## Extracts from a graphics dataset
━━━━━━━━━━━━━━━━━━━━

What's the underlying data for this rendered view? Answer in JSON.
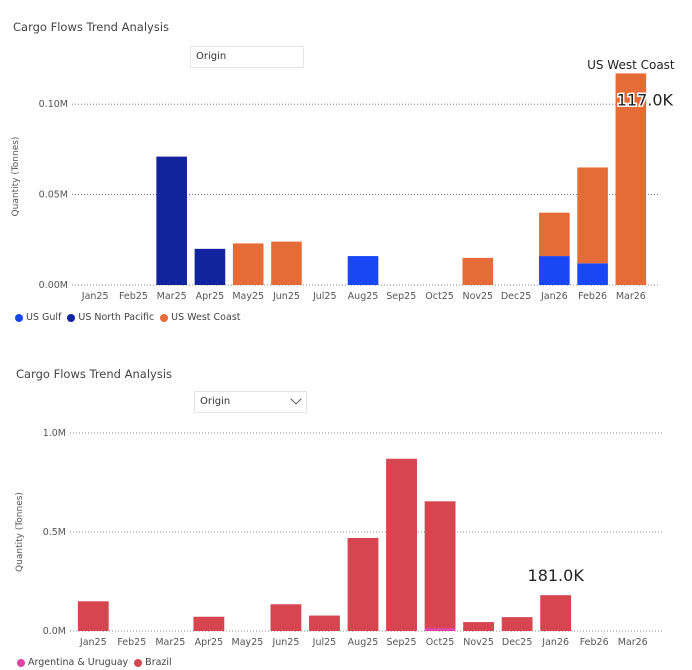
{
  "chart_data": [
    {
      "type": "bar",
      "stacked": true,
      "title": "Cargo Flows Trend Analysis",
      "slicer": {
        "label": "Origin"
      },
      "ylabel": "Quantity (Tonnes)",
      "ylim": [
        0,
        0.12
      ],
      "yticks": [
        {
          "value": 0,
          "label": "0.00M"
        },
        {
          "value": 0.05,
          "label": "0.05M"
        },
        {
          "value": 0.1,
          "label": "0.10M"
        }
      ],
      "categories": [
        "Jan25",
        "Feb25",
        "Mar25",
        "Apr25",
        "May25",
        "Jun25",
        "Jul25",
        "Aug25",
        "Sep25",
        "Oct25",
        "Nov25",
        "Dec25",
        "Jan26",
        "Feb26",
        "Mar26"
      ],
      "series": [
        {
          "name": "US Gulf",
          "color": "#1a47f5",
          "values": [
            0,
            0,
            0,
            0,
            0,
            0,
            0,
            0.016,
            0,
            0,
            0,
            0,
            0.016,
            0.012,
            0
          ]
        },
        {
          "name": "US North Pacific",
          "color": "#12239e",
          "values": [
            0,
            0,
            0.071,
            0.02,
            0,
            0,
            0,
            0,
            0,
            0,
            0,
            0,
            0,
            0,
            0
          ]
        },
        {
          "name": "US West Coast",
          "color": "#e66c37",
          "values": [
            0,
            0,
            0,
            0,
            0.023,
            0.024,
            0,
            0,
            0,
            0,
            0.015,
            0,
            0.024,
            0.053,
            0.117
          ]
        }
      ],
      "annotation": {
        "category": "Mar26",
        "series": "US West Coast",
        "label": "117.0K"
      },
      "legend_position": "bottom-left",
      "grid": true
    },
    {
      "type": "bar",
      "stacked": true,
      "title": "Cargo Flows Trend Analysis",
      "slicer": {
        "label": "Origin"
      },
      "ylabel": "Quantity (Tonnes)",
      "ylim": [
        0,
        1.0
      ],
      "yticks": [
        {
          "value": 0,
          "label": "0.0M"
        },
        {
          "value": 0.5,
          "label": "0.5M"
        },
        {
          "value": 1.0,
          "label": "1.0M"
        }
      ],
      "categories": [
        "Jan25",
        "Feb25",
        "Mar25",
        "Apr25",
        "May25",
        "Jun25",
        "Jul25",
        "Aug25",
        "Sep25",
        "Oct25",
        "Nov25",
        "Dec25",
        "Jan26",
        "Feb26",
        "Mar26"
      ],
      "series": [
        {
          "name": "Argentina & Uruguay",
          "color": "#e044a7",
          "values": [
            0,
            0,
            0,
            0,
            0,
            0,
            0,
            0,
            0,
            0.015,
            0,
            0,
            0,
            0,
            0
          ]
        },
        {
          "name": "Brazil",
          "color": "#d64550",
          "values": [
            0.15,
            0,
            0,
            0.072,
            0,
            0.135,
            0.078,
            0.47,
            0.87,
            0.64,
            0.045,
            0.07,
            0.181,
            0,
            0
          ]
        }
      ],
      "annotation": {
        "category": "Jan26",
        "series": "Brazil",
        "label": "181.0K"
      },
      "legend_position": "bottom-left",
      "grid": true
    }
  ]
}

━━━━━━━━━━━━━━━━━━━━

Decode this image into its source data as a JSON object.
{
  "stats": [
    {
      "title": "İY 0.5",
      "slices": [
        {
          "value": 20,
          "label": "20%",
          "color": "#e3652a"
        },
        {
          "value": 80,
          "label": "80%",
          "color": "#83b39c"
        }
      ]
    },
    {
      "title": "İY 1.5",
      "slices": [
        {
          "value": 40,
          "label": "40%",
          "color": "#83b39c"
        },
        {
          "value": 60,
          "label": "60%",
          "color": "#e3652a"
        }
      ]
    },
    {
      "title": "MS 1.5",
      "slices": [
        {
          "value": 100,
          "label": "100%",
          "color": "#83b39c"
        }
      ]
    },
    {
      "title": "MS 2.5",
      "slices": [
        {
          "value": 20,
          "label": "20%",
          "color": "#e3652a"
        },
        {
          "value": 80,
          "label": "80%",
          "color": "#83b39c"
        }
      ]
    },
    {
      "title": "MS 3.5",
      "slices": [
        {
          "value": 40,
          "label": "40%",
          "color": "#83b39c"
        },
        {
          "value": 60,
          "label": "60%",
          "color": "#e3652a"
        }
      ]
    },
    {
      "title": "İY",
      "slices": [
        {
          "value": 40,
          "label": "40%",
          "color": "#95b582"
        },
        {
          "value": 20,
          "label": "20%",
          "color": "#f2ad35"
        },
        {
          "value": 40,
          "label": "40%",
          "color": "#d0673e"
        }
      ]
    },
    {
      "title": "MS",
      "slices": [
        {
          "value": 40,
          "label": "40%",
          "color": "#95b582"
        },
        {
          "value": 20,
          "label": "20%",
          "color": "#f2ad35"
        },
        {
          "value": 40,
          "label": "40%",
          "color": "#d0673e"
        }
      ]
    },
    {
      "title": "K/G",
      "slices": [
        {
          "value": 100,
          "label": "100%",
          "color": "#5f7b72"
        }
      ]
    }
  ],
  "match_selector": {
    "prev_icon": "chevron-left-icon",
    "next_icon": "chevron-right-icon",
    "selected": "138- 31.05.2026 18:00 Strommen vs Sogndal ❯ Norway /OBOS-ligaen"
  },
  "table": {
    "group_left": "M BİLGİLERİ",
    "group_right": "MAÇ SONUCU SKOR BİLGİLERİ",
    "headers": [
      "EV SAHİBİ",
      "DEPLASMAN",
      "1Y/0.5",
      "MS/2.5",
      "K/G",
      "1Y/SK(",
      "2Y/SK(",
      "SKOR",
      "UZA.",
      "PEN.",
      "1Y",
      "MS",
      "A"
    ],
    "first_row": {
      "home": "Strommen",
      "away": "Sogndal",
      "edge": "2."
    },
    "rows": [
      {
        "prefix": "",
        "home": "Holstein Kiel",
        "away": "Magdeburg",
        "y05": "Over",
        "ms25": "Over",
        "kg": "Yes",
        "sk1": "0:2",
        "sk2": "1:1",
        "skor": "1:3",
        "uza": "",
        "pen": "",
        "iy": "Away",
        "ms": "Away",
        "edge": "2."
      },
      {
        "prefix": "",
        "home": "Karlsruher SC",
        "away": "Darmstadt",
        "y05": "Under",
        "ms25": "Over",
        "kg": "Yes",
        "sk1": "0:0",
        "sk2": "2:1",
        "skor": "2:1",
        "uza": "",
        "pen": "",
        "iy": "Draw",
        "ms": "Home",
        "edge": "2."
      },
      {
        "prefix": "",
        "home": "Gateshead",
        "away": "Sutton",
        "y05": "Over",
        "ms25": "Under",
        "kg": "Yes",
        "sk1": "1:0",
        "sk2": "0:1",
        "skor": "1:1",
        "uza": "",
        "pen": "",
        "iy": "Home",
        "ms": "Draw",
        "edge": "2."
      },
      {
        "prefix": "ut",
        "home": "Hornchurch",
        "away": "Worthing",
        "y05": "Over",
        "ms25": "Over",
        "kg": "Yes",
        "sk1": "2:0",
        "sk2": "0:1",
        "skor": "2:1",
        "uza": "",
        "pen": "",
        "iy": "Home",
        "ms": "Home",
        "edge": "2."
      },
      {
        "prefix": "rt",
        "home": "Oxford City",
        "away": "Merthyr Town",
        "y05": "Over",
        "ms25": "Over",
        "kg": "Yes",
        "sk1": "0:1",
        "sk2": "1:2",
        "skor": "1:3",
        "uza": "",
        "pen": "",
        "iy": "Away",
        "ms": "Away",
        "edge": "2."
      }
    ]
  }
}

━━━━━━━━━━━━━━━━━━━━

## Task details
Of all the lines in the material above, how many contain the word "this"? Give only the count.

## Answer
2